***** Given records *****
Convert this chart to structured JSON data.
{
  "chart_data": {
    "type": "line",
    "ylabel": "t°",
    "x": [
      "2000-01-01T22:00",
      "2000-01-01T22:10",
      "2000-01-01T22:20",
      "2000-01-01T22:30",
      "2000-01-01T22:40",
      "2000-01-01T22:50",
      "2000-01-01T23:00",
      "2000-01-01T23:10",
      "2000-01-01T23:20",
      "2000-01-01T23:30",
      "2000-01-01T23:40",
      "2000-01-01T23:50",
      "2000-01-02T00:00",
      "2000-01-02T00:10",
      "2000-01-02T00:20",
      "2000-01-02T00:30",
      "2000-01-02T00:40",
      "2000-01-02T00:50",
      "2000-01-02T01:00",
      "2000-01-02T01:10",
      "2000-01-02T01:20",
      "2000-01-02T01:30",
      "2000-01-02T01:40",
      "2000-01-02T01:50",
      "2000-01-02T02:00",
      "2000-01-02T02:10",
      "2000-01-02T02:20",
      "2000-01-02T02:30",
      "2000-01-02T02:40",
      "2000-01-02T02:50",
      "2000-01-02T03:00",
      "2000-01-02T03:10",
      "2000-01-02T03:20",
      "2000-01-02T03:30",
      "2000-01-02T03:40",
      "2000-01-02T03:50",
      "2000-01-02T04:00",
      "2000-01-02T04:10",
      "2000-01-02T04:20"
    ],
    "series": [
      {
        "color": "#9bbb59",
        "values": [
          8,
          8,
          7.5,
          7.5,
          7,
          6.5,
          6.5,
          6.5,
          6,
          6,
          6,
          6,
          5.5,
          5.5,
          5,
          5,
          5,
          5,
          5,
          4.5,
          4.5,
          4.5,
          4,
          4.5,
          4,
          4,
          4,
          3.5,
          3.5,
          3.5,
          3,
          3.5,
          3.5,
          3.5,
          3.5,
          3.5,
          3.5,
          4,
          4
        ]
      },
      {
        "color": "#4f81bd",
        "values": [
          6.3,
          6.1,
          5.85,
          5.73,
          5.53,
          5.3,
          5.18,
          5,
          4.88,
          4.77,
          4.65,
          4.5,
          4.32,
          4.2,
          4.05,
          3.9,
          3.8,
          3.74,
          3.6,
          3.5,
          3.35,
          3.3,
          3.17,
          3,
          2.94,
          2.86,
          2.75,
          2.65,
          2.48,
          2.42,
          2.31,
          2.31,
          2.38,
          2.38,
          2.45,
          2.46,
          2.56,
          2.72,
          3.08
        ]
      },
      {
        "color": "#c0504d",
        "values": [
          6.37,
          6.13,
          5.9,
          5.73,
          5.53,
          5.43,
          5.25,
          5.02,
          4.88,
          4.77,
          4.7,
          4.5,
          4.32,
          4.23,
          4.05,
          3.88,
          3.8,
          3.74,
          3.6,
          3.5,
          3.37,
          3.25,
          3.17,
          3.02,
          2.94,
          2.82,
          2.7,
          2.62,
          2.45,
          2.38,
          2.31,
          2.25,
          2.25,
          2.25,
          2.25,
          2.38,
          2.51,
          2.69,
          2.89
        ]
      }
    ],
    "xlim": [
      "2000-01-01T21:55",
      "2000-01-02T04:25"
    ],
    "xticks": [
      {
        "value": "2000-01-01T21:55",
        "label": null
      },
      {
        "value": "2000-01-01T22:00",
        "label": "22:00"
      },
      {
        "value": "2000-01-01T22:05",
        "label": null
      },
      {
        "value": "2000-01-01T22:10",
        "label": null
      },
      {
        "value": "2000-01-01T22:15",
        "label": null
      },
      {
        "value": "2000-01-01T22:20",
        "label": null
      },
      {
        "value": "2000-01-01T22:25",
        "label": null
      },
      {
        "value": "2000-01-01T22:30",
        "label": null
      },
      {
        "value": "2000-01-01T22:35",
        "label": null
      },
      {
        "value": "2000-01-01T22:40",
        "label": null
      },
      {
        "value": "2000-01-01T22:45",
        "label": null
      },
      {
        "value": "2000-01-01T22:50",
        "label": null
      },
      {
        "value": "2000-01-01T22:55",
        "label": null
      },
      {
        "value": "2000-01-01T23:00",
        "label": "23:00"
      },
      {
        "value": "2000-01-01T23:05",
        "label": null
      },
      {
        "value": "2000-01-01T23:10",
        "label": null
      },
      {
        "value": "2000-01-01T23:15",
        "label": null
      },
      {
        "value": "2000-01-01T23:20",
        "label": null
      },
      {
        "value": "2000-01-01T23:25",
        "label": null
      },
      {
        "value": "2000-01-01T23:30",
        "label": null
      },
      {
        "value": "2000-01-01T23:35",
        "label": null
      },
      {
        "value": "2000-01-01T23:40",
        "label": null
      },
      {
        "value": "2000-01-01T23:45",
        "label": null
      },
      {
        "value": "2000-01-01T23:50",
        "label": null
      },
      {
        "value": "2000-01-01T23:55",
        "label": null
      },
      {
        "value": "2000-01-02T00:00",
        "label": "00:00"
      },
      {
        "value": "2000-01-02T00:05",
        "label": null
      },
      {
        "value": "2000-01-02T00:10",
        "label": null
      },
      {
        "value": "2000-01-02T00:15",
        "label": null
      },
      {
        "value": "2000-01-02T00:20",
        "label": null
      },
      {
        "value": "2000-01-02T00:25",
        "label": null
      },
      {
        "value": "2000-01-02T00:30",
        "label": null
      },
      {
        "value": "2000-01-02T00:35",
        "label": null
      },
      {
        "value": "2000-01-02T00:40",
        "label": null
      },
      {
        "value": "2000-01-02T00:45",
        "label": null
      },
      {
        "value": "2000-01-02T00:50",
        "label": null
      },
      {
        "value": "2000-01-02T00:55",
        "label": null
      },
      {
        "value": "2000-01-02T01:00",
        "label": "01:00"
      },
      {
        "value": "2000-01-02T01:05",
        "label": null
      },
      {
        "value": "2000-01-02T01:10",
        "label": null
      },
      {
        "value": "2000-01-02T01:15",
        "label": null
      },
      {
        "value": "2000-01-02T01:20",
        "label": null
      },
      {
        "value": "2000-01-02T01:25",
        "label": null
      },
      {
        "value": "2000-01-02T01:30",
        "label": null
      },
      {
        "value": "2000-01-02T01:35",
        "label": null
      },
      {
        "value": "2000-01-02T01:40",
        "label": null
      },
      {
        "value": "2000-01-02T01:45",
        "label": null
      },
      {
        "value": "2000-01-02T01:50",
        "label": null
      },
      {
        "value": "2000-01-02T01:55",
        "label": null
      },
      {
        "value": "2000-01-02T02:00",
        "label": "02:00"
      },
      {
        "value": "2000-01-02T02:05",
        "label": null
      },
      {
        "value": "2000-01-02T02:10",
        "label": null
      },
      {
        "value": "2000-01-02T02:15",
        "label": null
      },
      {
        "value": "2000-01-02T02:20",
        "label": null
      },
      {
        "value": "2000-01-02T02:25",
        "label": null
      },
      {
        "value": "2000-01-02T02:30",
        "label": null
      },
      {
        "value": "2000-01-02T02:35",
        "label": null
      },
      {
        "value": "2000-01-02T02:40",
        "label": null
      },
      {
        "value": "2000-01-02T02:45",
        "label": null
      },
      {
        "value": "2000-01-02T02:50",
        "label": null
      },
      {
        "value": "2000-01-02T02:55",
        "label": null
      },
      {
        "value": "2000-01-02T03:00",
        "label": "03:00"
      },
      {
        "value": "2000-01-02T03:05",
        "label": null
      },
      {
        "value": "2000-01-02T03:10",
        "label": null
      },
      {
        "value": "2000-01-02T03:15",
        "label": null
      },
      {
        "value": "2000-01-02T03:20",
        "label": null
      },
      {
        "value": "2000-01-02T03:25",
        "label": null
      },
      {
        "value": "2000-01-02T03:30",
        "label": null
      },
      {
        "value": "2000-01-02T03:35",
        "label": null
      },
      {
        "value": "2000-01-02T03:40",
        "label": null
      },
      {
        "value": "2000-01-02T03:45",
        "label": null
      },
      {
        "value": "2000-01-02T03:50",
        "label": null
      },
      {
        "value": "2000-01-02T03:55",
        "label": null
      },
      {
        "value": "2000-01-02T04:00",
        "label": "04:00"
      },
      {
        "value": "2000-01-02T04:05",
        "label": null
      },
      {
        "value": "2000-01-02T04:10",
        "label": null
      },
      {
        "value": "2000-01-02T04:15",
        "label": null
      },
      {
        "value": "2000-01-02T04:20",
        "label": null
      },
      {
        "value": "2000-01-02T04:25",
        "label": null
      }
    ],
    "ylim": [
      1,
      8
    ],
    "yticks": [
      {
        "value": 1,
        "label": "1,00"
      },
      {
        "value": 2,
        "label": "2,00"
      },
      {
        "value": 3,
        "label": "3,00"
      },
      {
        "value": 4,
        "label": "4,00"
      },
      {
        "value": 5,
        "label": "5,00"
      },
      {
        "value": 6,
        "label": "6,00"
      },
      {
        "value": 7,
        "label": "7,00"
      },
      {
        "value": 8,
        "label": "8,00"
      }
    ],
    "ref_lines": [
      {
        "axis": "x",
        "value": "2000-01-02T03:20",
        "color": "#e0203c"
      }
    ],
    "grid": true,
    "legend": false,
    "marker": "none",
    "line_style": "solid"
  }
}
*****
→ **Task objective**
Filter the records for lines holding the string "color". Copy each one.

→ **Written solution**
        "color": "#9bbb59",
        "color": "#4f81bd",
        "color": "#c0504d",
        "color": "#e0203c"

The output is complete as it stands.